■ WRITTEN EXERCISE ■
Pull out each line of the records holding the string "Jakarta".

(Collection entries)
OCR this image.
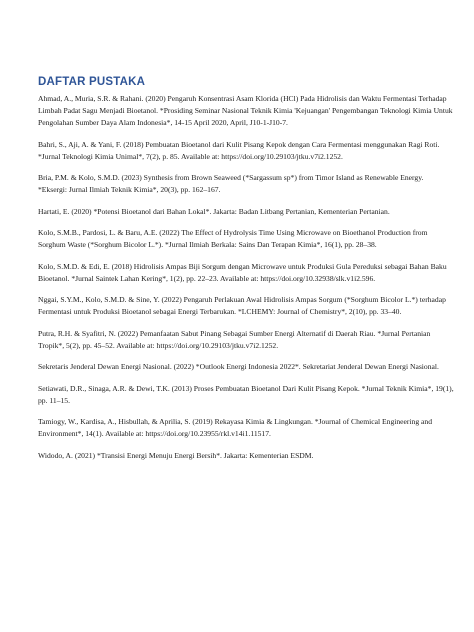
DAFTAR PUSTAKA
Ahmad, A., Muria, S.R. & Rahani. (2020) Pengaruh Konsentrasi Asam Klorida (HCl) Pada Hidrolisis dan Waktu Fermentasi Terhadap Limbah Padat Sagu Menjadi Bioetanol. *Prosiding Seminar Nasional Teknik Kimia 'Kejuangan' Pengembangan Teknologi Kimia Untuk Pengolahan Sumber Daya Alam Indonesia*, 14-15 April 2020, April, J10-1-J10-7.
Bahri, S., Aji, A. & Yani, F. (2018) Pembuatan Bioetanol dari Kulit Pisang Kepok dengan Cara Fermentasi menggunakan Ragi Roti. *Jurnal Teknologi Kimia Unimal*, 7(2), p. 85. Available at: https://doi.org/10.29103/jtku.v7i2.1252.
Bria, P.M. & Kolo, S.M.D. (2023) Synthesis from Brown Seaweed (*Sargassum sp*) from Timor Island as Renewable Energy. *Eksergi: Jurnal Ilmiah Teknik Kimia*, 20(3), pp. 162–167.
Hartati, E. (2020) *Potensi Bioetanol dari Bahan Lokal*. Jakarta: Badan Litbang Pertanian, Kementerian Pertanian.
Kolo, S.M.B., Pardosi, L. & Baru, A.E. (2022) The Effect of Hydrolysis Time Using Microwave on Bioethanol Production from Sorghum Waste (*Sorghum Bicolor L.*). *Jurnal Ilmiah Berkala: Sains Dan Terapan Kimia*, 16(1), pp. 28–38.
Kolo, S.M.D. & Edi, E. (2018) Hidrolisis Ampas Biji Sorgum dengan Microwave untuk Produksi Gula Pereduksi sebagai Bahan Baku Bioetanol. *Jurnal Saintek Lahan Kering*, 1(2), pp. 22–23. Available at: https://doi.org/10.32938/slk.v1i2.596.
Nggai, S.Y.M., Kolo, S.M.D. & Sine, Y. (2022) Pengaruh Perlakuan Awal Hidrolisis Ampas Sorgum (*Sorghum Bicolor L.*) terhadap Fermentasi untuk Produksi Bioetanol sebagai Energi Terbarukan. *LCHEMY: Journal of Chemistry*, 2(10), pp. 33–40.
Putra, R.H. & Syafitri, N. (2022) Pemanfaatan Sabut Pinang Sebagai Sumber Energi Alternatif di Daerah Riau. *Jurnal Pertanian Tropik*, 5(2), pp. 45–52. Available at: https://doi.org/10.29103/jtku.v7i2.1252.
Sekretaris Jenderal Dewan Energi Nasional. (2022) *Outlook Energi Indonesia 2022*. Sekretariat Jenderal Dewan Energi Nasional.
Setiawati, D.R., Sinaga, A.R. & Dewi, T.K. (2013) Proses Pembuatan Bioetanol Dari Kulit Pisang Kepok. *Jurnal Teknik Kimia*, 19(1), pp. 11–15.
Tamiogy, W., Kardisa, A., Hisbullah, & Aprilia, S. (2019) Rekayasa Kimia & Lingkungan. *Journal of Chemical Engineering and Environment*, 14(1). Available at: https://doi.org/10.23955/rkl.v14i1.11517.
Widodo, A. (2021) *Transisi Energi Menuju Energi Bersih*. Jakarta: Kementerian ESDM.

■ TASK RESPONSE ■
Hartati, E. (2020) *Potensi Bioetanol dari Bahan Lokal*. Jakarta: Badan Litbang Pertanian, Kementerian Pertanian.
Widodo, A. (2021) *Transisi Energi Menuju Energi Bersih*. Jakarta: Kementerian ESDM.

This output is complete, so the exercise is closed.